>> start ENTRIES PROVIDED

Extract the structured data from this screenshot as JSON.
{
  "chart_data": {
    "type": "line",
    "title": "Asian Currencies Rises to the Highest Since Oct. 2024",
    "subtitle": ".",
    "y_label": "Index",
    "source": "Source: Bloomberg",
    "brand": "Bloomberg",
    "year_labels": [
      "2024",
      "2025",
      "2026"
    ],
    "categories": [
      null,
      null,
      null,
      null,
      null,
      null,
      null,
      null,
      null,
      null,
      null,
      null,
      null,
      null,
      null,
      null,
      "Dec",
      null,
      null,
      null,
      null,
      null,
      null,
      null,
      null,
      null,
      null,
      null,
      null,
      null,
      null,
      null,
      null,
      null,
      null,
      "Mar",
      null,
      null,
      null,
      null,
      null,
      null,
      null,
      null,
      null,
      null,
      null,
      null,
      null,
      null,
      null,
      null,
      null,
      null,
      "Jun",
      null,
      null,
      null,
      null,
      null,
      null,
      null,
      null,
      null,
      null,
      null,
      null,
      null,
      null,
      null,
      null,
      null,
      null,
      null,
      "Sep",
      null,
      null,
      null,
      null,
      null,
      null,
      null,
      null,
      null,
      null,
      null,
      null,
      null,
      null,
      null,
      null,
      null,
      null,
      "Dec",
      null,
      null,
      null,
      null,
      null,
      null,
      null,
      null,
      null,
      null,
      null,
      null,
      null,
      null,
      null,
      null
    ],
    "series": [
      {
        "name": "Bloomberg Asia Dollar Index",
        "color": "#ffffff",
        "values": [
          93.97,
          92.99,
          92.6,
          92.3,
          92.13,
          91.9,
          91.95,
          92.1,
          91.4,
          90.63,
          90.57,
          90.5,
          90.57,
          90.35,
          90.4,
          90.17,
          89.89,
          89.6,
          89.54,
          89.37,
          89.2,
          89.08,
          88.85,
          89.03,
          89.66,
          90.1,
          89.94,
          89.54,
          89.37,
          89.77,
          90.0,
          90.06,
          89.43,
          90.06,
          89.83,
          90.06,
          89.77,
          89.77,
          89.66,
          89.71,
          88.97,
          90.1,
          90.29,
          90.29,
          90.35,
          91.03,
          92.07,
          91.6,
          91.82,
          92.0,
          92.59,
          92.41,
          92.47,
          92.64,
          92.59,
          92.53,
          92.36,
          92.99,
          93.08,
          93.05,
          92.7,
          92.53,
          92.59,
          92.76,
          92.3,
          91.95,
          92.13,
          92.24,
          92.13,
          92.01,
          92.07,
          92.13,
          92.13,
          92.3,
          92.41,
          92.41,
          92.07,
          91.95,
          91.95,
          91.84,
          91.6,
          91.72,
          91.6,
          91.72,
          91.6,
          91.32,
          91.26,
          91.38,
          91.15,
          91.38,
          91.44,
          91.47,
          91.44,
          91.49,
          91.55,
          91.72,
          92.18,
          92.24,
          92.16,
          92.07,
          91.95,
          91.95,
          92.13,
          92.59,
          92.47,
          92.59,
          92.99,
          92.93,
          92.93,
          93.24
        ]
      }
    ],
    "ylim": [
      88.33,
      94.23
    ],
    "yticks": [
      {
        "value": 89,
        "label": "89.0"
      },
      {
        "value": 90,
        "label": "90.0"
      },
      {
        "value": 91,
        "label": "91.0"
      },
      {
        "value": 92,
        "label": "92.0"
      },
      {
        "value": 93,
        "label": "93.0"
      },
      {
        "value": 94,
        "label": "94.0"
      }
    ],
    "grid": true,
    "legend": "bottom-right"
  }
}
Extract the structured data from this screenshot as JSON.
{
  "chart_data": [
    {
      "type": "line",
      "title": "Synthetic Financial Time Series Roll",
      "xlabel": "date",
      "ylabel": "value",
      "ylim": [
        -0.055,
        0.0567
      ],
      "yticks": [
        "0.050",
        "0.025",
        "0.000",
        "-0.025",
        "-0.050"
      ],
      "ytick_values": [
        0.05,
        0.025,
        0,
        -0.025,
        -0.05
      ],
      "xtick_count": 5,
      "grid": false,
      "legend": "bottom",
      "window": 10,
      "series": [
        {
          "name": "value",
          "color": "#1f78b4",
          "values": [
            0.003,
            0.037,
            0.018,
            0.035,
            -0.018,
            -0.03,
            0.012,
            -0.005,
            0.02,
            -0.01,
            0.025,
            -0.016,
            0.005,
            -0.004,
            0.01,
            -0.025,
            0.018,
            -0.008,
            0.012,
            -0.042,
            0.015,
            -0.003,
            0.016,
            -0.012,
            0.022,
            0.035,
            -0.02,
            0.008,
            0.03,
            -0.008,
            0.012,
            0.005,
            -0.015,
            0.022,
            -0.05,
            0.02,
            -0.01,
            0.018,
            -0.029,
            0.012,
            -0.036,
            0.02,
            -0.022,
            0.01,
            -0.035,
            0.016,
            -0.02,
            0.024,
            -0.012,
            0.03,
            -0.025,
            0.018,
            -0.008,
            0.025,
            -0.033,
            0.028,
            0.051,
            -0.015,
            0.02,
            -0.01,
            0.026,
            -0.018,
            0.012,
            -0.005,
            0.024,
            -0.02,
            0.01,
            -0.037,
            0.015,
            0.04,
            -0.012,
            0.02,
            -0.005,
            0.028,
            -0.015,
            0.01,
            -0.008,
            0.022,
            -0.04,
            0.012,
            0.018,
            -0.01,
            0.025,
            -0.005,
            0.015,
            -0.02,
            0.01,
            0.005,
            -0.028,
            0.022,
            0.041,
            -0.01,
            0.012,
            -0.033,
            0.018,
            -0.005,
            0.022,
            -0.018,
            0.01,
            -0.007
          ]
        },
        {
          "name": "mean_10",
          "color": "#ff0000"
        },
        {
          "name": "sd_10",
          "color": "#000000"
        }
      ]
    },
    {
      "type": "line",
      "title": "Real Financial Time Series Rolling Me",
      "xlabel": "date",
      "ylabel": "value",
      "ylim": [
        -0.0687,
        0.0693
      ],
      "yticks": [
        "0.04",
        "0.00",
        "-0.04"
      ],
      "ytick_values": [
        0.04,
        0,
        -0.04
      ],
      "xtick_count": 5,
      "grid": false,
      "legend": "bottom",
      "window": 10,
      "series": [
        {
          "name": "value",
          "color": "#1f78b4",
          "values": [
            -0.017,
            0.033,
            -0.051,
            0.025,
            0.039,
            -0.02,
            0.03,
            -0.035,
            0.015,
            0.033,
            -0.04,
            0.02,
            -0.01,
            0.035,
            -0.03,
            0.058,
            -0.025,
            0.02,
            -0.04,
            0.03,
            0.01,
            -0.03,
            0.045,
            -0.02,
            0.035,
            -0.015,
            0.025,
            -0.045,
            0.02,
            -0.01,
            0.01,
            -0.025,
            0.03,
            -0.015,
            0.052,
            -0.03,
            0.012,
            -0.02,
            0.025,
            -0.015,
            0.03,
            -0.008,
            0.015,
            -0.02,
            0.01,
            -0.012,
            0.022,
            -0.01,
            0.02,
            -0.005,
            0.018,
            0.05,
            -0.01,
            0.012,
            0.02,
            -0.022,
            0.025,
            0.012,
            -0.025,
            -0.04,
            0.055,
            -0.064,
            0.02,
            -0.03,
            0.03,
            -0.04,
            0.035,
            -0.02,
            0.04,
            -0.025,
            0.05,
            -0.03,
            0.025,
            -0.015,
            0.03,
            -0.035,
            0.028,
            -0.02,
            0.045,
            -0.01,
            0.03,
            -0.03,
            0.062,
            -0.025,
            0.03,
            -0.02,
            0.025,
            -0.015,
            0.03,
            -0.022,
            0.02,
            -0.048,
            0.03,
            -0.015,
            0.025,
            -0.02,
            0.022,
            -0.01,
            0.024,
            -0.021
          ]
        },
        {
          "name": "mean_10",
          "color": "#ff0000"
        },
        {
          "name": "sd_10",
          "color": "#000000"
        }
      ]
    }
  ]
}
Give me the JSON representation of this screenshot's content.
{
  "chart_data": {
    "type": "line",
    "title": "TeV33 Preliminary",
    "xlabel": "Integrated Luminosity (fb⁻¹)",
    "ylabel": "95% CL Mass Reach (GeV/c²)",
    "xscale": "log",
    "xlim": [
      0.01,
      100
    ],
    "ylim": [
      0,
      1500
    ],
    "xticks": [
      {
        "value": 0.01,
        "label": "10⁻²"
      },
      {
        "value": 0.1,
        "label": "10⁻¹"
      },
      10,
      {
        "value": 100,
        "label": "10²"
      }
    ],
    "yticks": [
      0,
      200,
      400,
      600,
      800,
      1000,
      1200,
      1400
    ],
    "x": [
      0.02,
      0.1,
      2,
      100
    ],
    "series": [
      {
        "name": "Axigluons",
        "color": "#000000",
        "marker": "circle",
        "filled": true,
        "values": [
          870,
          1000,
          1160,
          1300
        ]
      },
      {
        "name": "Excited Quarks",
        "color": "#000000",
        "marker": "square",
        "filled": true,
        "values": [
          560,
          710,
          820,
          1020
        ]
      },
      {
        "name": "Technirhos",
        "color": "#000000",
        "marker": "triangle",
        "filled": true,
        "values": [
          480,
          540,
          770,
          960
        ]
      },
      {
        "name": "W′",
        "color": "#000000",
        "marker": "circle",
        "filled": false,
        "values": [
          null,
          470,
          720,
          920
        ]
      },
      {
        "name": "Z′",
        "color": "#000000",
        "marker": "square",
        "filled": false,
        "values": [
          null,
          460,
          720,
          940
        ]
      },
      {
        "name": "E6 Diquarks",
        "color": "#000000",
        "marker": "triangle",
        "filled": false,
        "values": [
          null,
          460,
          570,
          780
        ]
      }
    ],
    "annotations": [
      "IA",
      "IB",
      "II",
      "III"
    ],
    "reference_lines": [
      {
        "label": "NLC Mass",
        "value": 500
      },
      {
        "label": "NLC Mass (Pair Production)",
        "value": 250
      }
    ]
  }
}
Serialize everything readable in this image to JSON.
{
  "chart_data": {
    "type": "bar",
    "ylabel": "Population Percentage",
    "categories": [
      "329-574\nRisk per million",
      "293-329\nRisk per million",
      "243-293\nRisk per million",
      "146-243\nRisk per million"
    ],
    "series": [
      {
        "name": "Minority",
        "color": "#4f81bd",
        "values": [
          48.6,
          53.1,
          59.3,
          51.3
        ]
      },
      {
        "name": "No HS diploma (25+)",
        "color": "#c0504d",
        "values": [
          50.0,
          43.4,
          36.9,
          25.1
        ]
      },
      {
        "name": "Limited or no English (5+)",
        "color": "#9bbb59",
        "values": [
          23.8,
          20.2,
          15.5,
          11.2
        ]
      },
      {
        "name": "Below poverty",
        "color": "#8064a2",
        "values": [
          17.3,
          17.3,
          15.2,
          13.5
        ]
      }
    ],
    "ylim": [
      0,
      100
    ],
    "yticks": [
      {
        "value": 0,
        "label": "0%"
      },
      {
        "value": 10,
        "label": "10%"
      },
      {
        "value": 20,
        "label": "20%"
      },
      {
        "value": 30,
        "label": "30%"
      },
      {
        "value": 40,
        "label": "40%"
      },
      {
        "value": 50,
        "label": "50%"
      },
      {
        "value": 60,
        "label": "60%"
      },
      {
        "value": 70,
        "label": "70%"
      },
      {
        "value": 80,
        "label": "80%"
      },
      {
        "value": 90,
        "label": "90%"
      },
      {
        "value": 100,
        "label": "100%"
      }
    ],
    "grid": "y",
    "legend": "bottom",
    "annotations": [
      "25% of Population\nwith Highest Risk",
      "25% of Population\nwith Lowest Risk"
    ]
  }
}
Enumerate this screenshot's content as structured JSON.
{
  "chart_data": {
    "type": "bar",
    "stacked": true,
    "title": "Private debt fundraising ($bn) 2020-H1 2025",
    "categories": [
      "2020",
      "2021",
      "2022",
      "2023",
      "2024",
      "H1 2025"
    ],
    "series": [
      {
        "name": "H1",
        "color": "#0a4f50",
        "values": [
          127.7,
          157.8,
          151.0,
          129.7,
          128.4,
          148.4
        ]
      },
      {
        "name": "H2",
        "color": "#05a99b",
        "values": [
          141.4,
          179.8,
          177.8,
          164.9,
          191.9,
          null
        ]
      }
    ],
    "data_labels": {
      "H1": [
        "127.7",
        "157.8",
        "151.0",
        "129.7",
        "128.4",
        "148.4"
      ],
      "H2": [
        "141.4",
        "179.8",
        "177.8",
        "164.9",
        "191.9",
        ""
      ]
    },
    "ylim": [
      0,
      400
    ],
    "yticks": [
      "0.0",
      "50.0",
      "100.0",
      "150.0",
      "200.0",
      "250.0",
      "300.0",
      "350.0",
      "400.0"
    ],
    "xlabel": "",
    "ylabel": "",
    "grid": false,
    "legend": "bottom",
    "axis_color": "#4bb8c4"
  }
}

>> end ENTRIES PROVIDED

> TASK PROMPT: Identify every line above with the string "Bloomberg" in it. Copy those lines.

> PROBLEM SOLUTION:
    "source": "Source: Bloomberg",
    "brand": "Bloomberg",
        "name": "Bloomberg Asia Dollar Index",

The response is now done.